*** ENTRIES
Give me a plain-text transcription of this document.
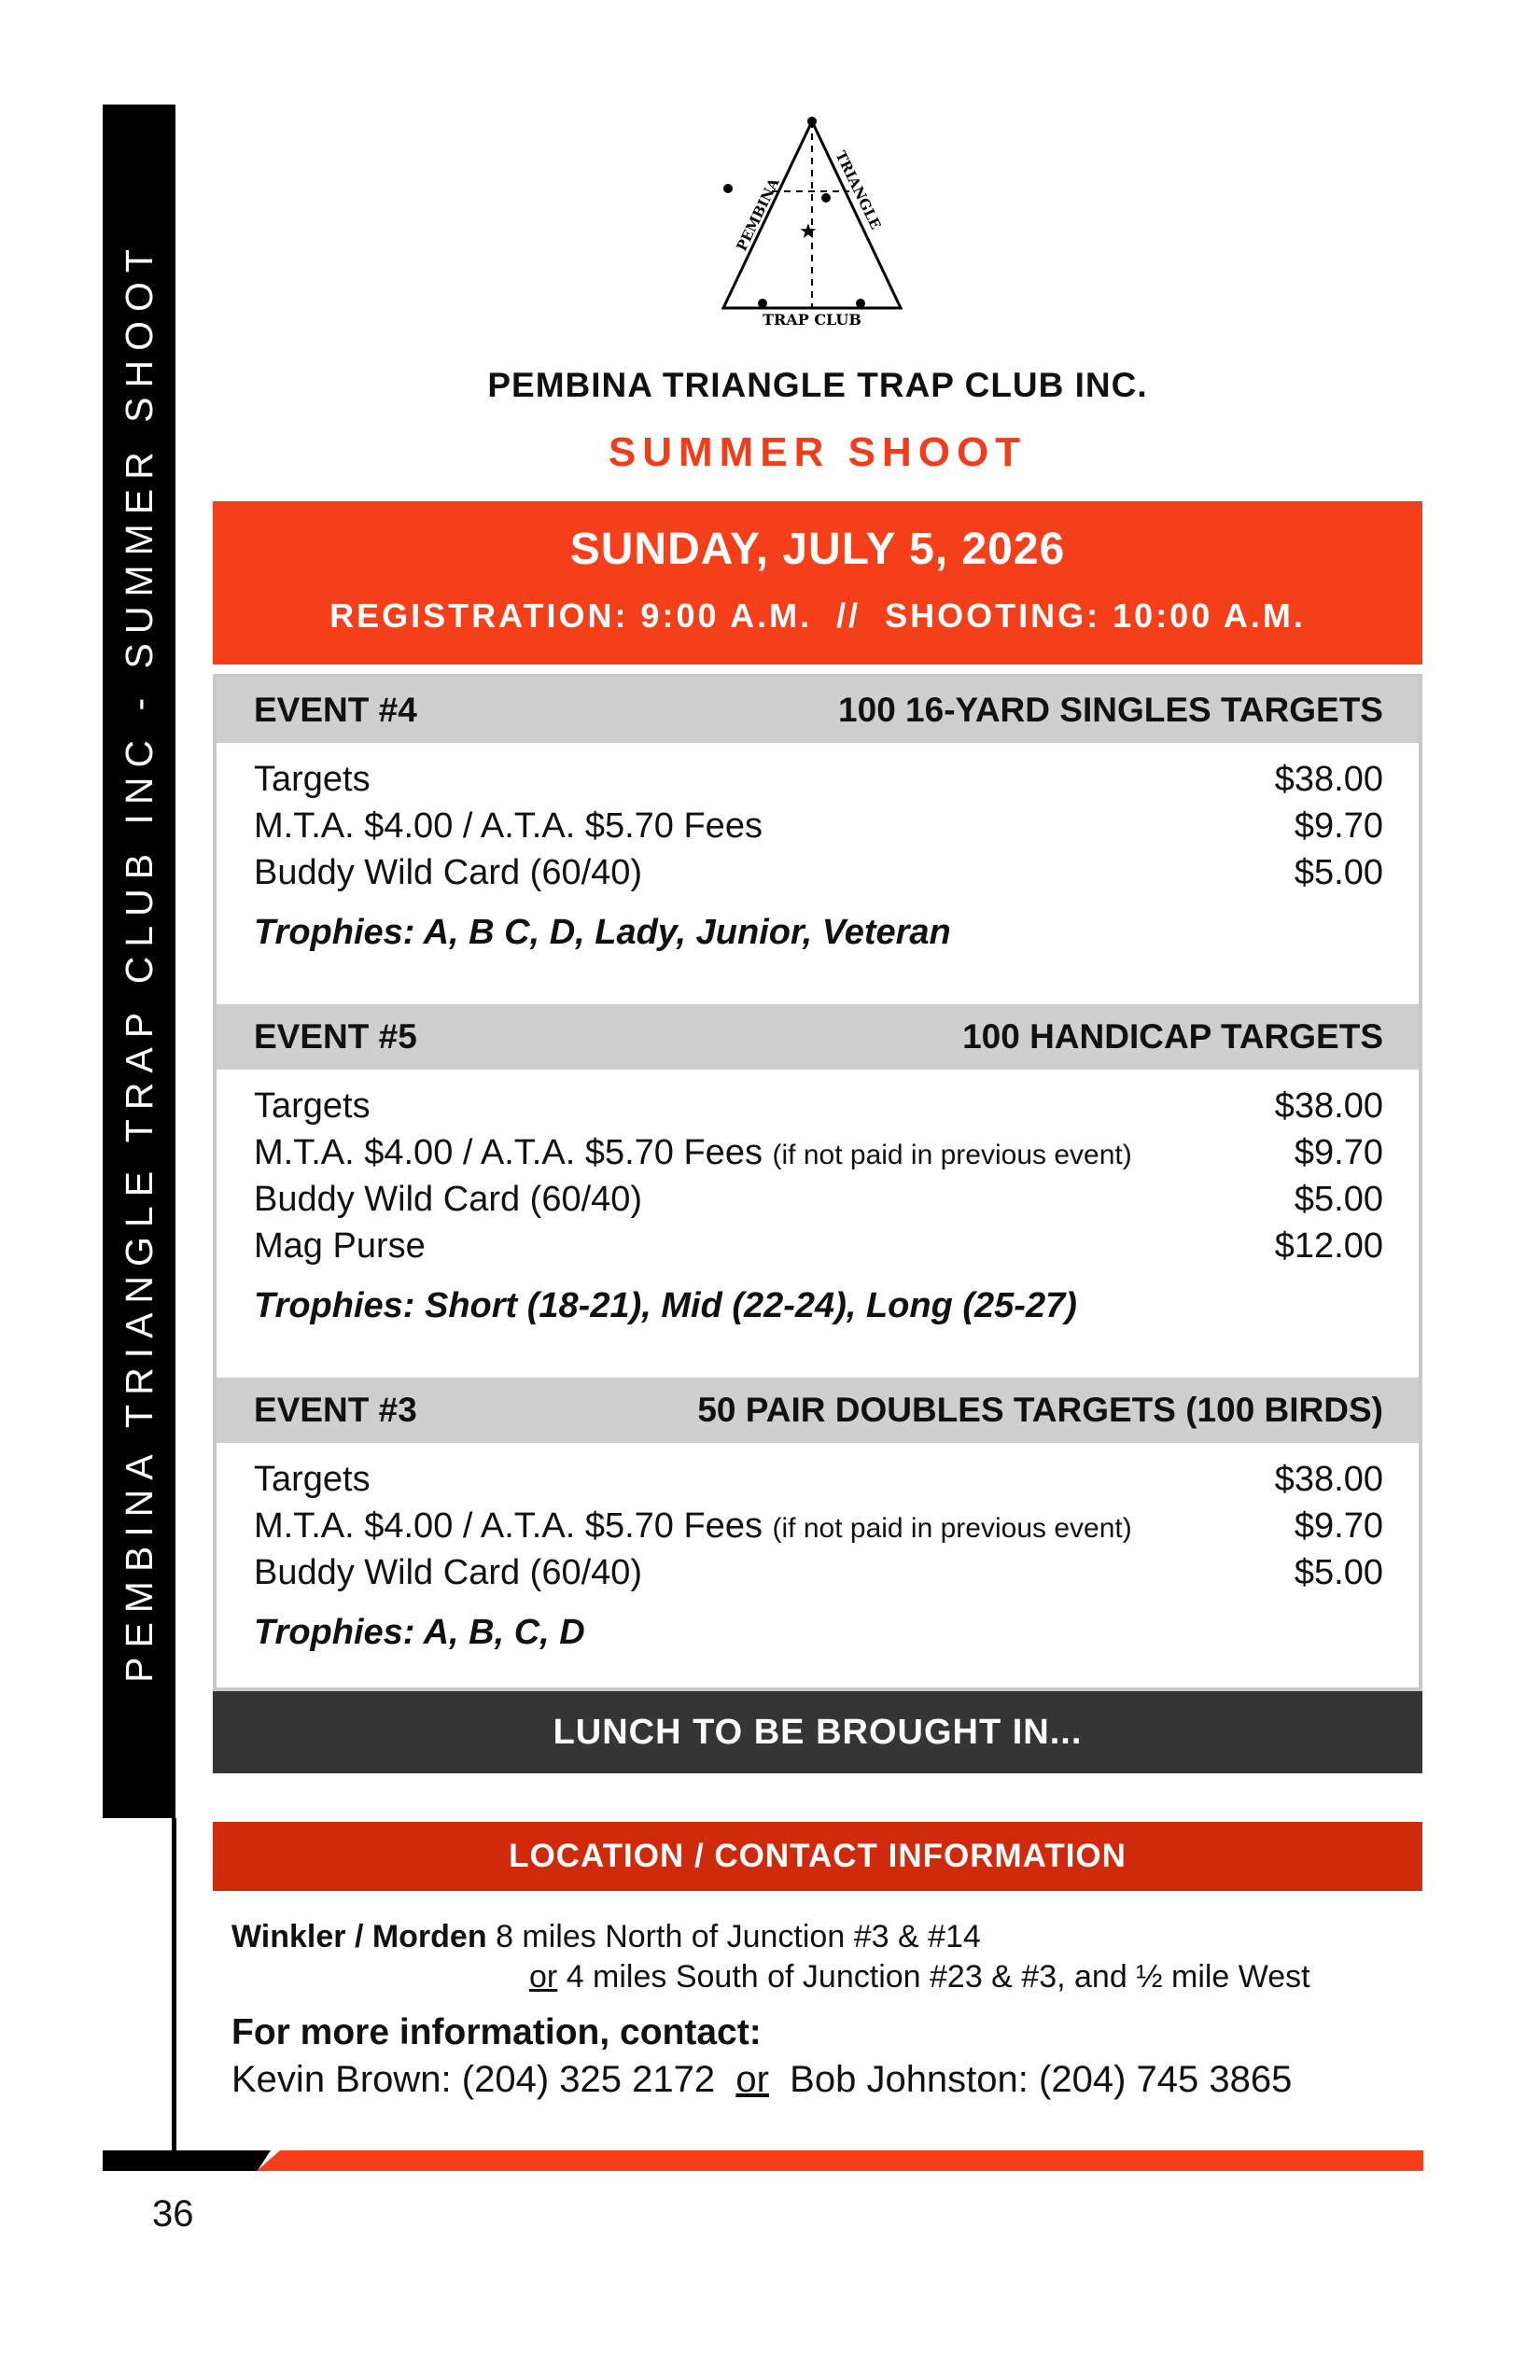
PEMBINA TRIANGLE TRAP CLUB INC - SUMMER SHOOT
★
PEMBINA	TRIANGLE
TRAP CLUB
PEMBINA TRIANGLE TRAP CLUB INC.
SUMMER SHOOT
SUNDAY, JULY 5, 2026
REGISTRATION: 9:00 A.M.  //  SHOOTING: 10:00 A.M.
EVENT #4	100 16-YARD SINGLES TARGETS
Targets	$38.00
M.T.A. $4.00 / A.T.A. $5.70 Fees	$9.70
Buddy Wild Card (60/40)	$5.00
Trophies: A, B C, D, Lady, Junior, Veteran
EVENT #5	100 HANDICAP TARGETS
Targets	$38.00
M.T.A. $4.00 / A.T.A. $5.70 Fees (if not paid in previous event)	$9.70
Buddy Wild Card (60/40)	$5.00
Mag Purse	$12.00
Trophies: Short (18-21), Mid (22-24), Long (25-27)
EVENT #3	50 PAIR DOUBLES TARGETS (100 BIRDS)
Targets	$38.00
M.T.A. $4.00 / A.T.A. $5.70 Fees (if not paid in previous event)	$9.70
Buddy Wild Card (60/40)	$5.00
Trophies: A, B, C, D
LUNCH TO BE BROUGHT IN...
LOCATION / CONTACT INFORMATION
Winkler / Morden 8 miles North of Junction #3 & #14
or 4 miles South of Junction #23 & #3, and ½ mile West
For more information, contact:
Kevin Brown: (204) 325 2172 or Bob Johnston: (204) 745 3865
36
******
**EXERCISE DESCRIPTION**
Search the records for the word "miles", then list every line that has it.

**EXERCISE ANSWER**
Winkler / Morden 8 miles North of Junction #3 & #14
or 4 miles South of Junction #23 & #3, and ½ mile West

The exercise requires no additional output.